:: JOB ::
Extract the full set of records that follows, word for word.

Stored dataset items
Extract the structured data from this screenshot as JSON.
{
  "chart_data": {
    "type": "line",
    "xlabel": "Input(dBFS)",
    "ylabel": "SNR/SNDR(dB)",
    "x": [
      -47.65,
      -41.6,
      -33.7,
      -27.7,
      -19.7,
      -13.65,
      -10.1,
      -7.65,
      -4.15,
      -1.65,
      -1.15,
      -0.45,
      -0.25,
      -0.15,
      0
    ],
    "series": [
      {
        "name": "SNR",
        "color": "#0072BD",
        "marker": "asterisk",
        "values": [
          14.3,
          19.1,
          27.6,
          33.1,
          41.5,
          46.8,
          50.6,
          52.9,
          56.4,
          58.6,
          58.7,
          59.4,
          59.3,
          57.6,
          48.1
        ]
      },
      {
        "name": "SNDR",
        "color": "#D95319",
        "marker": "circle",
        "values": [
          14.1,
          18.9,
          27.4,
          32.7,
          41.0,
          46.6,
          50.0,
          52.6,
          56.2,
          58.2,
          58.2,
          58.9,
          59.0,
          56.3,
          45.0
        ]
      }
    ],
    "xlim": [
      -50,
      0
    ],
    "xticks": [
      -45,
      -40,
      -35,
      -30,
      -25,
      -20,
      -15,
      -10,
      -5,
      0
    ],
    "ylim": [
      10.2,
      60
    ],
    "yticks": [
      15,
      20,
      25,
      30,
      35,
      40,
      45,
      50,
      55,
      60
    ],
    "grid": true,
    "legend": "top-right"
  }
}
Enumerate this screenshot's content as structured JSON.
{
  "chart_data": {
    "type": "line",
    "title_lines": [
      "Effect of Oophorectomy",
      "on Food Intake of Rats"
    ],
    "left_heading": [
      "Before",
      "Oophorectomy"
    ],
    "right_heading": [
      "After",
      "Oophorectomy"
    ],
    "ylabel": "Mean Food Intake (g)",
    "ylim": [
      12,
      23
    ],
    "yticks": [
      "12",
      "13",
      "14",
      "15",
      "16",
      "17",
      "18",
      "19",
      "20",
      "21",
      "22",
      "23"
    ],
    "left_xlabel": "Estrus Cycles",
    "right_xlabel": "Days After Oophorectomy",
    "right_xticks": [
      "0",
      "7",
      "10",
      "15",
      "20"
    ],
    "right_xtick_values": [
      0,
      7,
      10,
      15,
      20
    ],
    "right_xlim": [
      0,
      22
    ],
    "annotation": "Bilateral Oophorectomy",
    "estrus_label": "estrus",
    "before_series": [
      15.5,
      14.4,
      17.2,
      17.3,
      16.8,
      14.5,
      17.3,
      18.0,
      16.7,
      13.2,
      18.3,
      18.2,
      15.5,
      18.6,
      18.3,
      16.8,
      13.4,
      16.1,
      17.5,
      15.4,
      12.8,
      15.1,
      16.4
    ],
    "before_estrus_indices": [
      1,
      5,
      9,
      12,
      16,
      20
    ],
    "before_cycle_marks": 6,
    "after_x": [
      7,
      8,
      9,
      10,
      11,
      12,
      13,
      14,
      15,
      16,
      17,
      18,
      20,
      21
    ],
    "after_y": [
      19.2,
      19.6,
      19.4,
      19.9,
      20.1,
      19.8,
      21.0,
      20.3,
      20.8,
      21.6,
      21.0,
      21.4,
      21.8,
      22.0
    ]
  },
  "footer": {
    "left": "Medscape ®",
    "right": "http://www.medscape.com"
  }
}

:: CORRECT RESULT ::
Extract the structured data from this screenshot as JSON.
{
  "chart_data": {
    "type": "line",
    "xlabel": "Input(dBFS)",
    "ylabel": "SNR/SNDR(dB)",
    "x": [
      -47.65,
      -41.6,
      -33.7,
      -27.7,
      -19.7,
      -13.65,
      -10.1,
      -7.65,
      -4.15,
      -1.65,
      -1.15,
      -0.45,
      -0.25,
      -0.15,
      0
    ],
    "series": [
      {
        "name": "SNR",
        "color": "#0072BD",
        "marker": "asterisk",
        "values": [
          14.3,
          19.1,
          27.6,
          33.1,
          41.5,
          46.8,
          50.6,
          52.9,
          56.4,
          58.6,
          58.7,
          59.4,
          59.3,
          57.6,
          48.1
        ]
      },
      {
        "name": "SNDR",
        "color": "#D95319",
        "marker": "circle",
        "values": [
          14.1,
          18.9,
          27.4,
          32.7,
          41.0,
          46.6,
          50.0,
          52.6,
          56.2,
          58.2,
          58.2,
          58.9,
          59.0,
          56.3,
          45.0
        ]
      }
    ],
    "xlim": [
      -50,
      0
    ],
    "xticks": [
      -45,
      -40,
      -35,
      -30,
      -25,
      -20,
      -15,
      -10,
      -5,
      0
    ],
    "ylim": [
      10.2,
      60
    ],
    "yticks": [
      15,
      20,
      25,
      30,
      35,
      40,
      45,
      50,
      55,
      60
    ],
    "grid": true,
    "legend": "top-right"
  }
}
Enumerate this screenshot's content as structured JSON.
{
  "chart_data": {
    "type": "line",
    "title_lines": [
      "Effect of Oophorectomy",
      "on Food Intake of Rats"
    ],
    "left_heading": [
      "Before",
      "Oophorectomy"
    ],
    "right_heading": [
      "After",
      "Oophorectomy"
    ],
    "ylabel": "Mean Food Intake (g)",
    "ylim": [
      12,
      23
    ],
    "yticks": [
      "12",
      "13",
      "14",
      "15",
      "16",
      "17",
      "18",
      "19",
      "20",
      "21",
      "22",
      "23"
    ],
    "left_xlabel": "Estrus Cycles",
    "right_xlabel": "Days After Oophorectomy",
    "right_xticks": [
      "0",
      "7",
      "10",
      "15",
      "20"
    ],
    "right_xtick_values": [
      0,
      7,
      10,
      15,
      20
    ],
    "right_xlim": [
      0,
      22
    ],
    "annotation": "Bilateral Oophorectomy",
    "estrus_label": "estrus",
    "before_series": [
      15.5,
      14.4,
      17.2,
      17.3,
      16.8,
      14.5,
      17.3,
      18.0,
      16.7,
      13.2,
      18.3,
      18.2,
      15.5,
      18.6,
      18.3,
      16.8,
      13.4,
      16.1,
      17.5,
      15.4,
      12.8,
      15.1,
      16.4
    ],
    "before_estrus_indices": [
      1,
      5,
      9,
      12,
      16,
      20
    ],
    "before_cycle_marks": 6,
    "after_x": [
      7,
      8,
      9,
      10,
      11,
      12,
      13,
      14,
      15,
      16,
      17,
      18,
      20,
      21
    ],
    "after_y": [
      19.2,
      19.6,
      19.4,
      19.9,
      20.1,
      19.8,
      21.0,
      20.3,
      20.8,
      21.6,
      21.0,
      21.4,
      21.8,
      22.0
    ]
  },
  "footer": {
    "left": "Medscape ®",
    "right": "http://www.medscape.com"
  }
}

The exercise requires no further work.